◆ CHALLENGE
From the material below, list every line containing "JSON".

◆ PROVIDED ENTRIES
────────────────────

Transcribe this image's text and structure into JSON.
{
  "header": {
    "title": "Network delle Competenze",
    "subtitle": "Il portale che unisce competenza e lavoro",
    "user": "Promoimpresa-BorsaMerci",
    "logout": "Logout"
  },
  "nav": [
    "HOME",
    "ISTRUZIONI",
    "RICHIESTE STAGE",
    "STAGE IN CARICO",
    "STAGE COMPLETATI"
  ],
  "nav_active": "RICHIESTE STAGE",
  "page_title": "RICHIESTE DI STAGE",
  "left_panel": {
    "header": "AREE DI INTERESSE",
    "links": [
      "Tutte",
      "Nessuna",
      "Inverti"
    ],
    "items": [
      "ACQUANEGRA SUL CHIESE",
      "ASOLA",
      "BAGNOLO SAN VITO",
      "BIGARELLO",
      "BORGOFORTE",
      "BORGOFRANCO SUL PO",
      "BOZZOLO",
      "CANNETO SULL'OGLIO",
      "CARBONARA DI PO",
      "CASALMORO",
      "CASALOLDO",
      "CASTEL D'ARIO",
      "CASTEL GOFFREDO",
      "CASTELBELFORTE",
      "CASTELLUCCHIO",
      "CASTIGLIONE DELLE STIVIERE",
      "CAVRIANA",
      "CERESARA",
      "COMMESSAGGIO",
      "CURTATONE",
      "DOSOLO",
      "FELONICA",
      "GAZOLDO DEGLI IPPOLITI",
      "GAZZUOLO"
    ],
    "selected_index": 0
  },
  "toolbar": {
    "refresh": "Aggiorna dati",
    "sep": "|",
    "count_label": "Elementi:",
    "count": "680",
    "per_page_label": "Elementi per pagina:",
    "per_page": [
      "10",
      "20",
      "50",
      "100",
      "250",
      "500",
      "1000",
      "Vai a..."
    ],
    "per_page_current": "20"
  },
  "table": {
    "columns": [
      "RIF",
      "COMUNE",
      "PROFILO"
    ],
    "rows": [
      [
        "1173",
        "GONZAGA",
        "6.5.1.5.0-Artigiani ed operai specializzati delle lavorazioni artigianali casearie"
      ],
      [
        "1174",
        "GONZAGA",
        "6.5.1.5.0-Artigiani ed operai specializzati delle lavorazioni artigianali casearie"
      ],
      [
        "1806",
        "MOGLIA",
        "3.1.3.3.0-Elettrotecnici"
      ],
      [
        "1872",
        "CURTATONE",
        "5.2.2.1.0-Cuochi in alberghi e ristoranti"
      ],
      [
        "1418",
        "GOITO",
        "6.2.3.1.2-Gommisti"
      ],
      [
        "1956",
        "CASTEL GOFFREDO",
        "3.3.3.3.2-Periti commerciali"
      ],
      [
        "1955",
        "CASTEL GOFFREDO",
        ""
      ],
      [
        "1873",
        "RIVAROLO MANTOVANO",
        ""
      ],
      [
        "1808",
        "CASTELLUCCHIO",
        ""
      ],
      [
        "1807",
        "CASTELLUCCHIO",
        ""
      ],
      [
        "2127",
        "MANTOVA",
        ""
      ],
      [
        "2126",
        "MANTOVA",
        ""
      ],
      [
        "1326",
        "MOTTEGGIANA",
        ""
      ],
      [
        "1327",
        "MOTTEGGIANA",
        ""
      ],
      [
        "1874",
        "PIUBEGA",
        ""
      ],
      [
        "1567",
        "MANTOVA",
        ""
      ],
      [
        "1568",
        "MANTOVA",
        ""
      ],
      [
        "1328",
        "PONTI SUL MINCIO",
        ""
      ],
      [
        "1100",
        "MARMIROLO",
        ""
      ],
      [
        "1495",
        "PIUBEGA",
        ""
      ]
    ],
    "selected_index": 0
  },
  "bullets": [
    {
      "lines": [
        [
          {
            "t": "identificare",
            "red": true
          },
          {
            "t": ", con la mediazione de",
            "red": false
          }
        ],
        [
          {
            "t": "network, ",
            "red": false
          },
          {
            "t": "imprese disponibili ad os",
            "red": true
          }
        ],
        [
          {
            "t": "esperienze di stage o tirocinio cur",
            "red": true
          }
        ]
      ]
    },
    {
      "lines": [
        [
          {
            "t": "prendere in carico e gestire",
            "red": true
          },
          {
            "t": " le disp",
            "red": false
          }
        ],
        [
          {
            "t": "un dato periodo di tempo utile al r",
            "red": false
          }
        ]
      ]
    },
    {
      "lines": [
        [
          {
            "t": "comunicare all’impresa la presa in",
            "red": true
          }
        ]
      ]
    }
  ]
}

────────────────────

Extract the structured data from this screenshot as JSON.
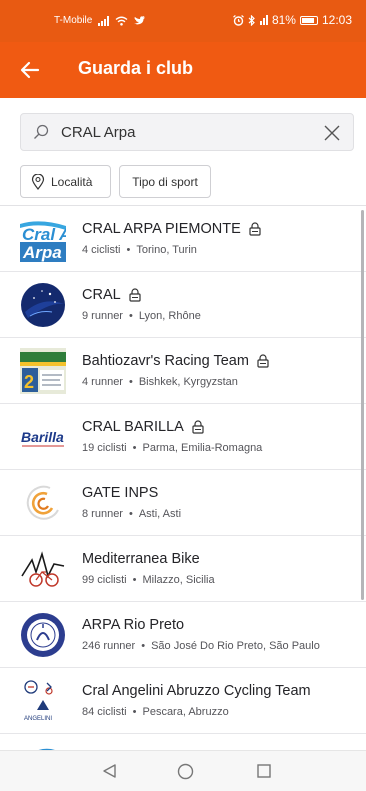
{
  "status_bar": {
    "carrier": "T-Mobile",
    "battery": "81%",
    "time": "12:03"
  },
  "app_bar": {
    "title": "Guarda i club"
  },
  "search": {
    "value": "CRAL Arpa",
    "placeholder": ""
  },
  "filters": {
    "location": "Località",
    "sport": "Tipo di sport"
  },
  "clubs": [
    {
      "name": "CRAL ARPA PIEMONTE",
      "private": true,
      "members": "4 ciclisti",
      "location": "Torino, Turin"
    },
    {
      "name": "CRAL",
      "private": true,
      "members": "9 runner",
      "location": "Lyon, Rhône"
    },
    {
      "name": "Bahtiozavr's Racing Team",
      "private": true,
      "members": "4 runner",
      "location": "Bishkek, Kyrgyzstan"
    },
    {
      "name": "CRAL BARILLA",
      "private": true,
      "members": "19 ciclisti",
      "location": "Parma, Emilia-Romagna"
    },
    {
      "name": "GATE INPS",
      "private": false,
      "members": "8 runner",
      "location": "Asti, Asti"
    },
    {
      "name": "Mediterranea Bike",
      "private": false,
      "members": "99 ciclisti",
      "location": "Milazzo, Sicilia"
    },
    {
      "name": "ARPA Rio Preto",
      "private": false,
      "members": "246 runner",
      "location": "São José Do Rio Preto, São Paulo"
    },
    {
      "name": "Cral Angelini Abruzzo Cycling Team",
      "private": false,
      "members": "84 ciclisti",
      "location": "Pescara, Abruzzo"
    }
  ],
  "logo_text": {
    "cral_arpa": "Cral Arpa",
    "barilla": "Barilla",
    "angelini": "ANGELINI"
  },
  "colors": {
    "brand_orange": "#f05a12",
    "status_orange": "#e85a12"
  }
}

────────────────────

◆ THE SOLUTION
Transcribe this image's text and structure into JSON.
Extract the structured data from this screenshot as JSON.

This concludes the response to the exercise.